▶ **Exercise instructions**: Check each line of the listing, and copy it if it contains the word "value".

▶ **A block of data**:

****************************************

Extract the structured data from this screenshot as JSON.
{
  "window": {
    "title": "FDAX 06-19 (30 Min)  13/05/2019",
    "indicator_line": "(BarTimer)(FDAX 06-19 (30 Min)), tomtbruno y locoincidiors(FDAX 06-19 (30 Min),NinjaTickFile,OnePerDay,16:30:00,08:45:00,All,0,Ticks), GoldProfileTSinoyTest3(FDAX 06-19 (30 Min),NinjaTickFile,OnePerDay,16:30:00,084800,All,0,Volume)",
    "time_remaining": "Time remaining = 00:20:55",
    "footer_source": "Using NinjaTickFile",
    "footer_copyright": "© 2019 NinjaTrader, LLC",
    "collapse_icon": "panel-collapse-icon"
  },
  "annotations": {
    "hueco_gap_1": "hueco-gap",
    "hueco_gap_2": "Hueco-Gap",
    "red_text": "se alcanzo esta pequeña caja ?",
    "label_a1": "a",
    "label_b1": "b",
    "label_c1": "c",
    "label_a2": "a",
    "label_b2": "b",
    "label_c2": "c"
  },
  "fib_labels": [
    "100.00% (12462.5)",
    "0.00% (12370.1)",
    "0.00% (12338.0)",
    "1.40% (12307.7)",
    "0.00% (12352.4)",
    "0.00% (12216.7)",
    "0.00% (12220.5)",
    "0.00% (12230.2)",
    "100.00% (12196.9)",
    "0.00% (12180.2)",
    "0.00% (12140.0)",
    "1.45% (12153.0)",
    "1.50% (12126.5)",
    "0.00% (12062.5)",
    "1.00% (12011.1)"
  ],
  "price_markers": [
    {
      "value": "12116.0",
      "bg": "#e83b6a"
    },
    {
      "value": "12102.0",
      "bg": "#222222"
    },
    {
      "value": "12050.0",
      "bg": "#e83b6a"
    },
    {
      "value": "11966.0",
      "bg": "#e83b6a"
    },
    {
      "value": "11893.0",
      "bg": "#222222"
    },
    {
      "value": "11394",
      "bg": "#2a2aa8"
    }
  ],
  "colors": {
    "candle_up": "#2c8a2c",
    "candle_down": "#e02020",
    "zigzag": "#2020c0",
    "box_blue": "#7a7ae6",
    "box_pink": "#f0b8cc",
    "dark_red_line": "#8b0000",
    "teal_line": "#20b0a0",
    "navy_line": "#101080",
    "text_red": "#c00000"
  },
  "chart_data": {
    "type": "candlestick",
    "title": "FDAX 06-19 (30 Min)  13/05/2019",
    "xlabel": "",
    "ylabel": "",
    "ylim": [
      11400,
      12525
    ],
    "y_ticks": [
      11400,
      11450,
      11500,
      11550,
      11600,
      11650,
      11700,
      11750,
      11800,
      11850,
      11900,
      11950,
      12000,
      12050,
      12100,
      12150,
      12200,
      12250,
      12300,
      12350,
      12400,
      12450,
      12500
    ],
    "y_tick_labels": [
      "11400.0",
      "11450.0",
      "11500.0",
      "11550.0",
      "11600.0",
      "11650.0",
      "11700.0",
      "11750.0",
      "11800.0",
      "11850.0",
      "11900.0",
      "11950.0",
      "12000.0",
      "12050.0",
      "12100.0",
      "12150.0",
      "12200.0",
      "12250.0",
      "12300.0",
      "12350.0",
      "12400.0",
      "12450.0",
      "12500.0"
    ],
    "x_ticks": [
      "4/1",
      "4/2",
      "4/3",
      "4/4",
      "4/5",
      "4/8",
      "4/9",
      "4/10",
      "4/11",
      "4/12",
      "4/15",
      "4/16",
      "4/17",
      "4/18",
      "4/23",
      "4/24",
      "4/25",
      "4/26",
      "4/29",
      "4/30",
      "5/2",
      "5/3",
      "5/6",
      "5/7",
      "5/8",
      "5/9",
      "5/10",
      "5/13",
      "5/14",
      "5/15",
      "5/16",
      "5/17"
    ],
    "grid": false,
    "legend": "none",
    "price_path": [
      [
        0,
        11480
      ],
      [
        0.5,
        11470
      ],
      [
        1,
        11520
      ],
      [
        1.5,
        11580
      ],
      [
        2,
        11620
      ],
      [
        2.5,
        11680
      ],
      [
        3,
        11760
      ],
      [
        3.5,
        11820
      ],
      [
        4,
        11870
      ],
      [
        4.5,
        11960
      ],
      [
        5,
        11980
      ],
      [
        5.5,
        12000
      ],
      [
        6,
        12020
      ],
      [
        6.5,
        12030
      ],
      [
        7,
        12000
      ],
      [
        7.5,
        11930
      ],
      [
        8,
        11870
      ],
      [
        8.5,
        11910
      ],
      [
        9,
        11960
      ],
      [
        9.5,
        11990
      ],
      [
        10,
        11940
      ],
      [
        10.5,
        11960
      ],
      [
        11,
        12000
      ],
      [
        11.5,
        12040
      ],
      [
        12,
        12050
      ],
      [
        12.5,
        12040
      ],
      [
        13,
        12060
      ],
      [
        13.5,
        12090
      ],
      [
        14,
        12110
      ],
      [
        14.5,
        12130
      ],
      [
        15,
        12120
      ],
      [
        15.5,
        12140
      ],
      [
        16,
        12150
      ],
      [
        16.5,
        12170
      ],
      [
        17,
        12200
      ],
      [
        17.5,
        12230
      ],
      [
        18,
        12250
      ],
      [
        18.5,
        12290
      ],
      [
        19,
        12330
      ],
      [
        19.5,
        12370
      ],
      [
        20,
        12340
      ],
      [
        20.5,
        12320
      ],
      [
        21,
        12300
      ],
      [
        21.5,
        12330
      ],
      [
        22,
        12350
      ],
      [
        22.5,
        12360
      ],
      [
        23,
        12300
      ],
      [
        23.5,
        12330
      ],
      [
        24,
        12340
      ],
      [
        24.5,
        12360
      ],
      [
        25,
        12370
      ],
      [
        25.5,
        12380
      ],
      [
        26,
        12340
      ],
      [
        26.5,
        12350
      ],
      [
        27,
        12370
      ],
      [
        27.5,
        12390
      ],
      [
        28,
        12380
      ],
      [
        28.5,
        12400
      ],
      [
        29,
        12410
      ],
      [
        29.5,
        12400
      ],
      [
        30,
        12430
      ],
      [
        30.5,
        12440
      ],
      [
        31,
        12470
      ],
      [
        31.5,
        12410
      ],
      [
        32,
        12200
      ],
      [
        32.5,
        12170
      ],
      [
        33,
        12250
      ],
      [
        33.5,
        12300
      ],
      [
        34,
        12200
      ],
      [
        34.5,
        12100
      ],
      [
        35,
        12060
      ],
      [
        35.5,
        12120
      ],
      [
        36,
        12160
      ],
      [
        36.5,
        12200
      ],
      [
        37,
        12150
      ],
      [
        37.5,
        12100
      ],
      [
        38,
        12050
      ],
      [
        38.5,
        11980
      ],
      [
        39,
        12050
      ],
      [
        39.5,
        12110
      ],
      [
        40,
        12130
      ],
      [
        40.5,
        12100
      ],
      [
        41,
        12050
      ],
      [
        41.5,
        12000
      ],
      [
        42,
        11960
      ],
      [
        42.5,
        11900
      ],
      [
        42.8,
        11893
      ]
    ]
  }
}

****************************************

▶ **Result for this task**:
      "value": "12116.0",
      "value": "12102.0",
      "value": "12050.0",
      "value": "11966.0",
      "value": "11893.0",
      "value": "11394",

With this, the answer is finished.